### Required work
Repeat the records below exactly as they appear.

(Raw records)
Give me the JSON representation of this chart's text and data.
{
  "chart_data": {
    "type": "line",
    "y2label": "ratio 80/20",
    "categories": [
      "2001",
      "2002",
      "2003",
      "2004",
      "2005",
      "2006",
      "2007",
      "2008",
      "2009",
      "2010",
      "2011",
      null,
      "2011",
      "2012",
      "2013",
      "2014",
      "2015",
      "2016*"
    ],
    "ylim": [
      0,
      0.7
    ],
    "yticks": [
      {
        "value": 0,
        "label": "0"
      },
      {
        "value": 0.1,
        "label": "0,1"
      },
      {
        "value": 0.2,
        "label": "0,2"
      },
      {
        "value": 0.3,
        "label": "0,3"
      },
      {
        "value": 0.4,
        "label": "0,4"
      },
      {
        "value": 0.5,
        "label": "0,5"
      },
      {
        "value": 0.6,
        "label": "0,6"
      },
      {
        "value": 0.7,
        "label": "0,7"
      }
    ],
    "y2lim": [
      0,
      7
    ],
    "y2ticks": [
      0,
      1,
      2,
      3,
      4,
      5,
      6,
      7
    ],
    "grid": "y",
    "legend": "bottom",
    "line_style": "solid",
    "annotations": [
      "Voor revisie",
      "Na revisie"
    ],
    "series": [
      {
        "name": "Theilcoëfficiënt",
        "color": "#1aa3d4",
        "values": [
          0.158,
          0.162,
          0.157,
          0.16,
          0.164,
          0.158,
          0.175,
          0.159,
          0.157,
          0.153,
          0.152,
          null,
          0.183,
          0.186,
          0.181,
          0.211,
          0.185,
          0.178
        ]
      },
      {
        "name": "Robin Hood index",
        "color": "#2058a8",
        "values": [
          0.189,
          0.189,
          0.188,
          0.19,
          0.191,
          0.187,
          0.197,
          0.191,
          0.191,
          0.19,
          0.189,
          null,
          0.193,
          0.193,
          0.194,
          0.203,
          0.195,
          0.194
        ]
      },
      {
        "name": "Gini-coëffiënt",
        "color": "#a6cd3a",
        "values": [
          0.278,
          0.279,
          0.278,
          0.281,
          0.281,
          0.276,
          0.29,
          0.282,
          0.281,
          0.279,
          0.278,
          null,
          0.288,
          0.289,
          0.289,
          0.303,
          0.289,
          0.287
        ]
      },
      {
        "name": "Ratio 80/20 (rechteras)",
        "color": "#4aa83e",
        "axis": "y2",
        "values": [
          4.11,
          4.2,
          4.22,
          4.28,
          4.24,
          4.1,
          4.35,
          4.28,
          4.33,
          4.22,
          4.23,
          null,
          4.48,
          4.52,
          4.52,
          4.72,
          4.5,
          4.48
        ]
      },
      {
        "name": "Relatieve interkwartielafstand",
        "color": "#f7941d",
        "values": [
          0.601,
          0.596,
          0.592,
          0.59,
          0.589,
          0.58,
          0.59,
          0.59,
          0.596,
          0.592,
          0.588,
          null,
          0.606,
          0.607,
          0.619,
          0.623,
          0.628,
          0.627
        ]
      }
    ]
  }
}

### Task answer
Give me the JSON representation of this chart's text and data.
{
  "chart_data": {
    "type": "line",
    "y2label": "ratio 80/20",
    "categories": [
      "2001",
      "2002",
      "2003",
      "2004",
      "2005",
      "2006",
      "2007",
      "2008",
      "2009",
      "2010",
      "2011",
      null,
      "2011",
      "2012",
      "2013",
      "2014",
      "2015",
      "2016*"
    ],
    "ylim": [
      0,
      0.7
    ],
    "yticks": [
      {
        "value": 0,
        "label": "0"
      },
      {
        "value": 0.1,
        "label": "0,1"
      },
      {
        "value": 0.2,
        "label": "0,2"
      },
      {
        "value": 0.3,
        "label": "0,3"
      },
      {
        "value": 0.4,
        "label": "0,4"
      },
      {
        "value": 0.5,
        "label": "0,5"
      },
      {
        "value": 0.6,
        "label": "0,6"
      },
      {
        "value": 0.7,
        "label": "0,7"
      }
    ],
    "y2lim": [
      0,
      7
    ],
    "y2ticks": [
      0,
      1,
      2,
      3,
      4,
      5,
      6,
      7
    ],
    "grid": "y",
    "legend": "bottom",
    "line_style": "solid",
    "annotations": [
      "Voor revisie",
      "Na revisie"
    ],
    "series": [
      {
        "name": "Theilcoëfficiënt",
        "color": "#1aa3d4",
        "values": [
          0.158,
          0.162,
          0.157,
          0.16,
          0.164,
          0.158,
          0.175,
          0.159,
          0.157,
          0.153,
          0.152,
          null,
          0.183,
          0.186,
          0.181,
          0.211,
          0.185,
          0.178
        ]
      },
      {
        "name": "Robin Hood index",
        "color": "#2058a8",
        "values": [
          0.189,
          0.189,
          0.188,
          0.19,
          0.191,
          0.187,
          0.197,
          0.191,
          0.191,
          0.19,
          0.189,
          null,
          0.193,
          0.193,
          0.194,
          0.203,
          0.195,
          0.194
        ]
      },
      {
        "name": "Gini-coëffiënt",
        "color": "#a6cd3a",
        "values": [
          0.278,
          0.279,
          0.278,
          0.281,
          0.281,
          0.276,
          0.29,
          0.282,
          0.281,
          0.279,
          0.278,
          null,
          0.288,
          0.289,
          0.289,
          0.303,
          0.289,
          0.287
        ]
      },
      {
        "name": "Ratio 80/20 (rechteras)",
        "color": "#4aa83e",
        "axis": "y2",
        "values": [
          4.11,
          4.2,
          4.22,
          4.28,
          4.24,
          4.1,
          4.35,
          4.28,
          4.33,
          4.22,
          4.23,
          null,
          4.48,
          4.52,
          4.52,
          4.72,
          4.5,
          4.48
        ]
      },
      {
        "name": "Relatieve interkwartielafstand",
        "color": "#f7941d",
        "values": [
          0.601,
          0.596,
          0.592,
          0.59,
          0.589,
          0.58,
          0.59,
          0.59,
          0.596,
          0.592,
          0.588,
          null,
          0.606,
          0.607,
          0.619,
          0.623,
          0.628,
          0.627
        ]
      }
    ]
  }
}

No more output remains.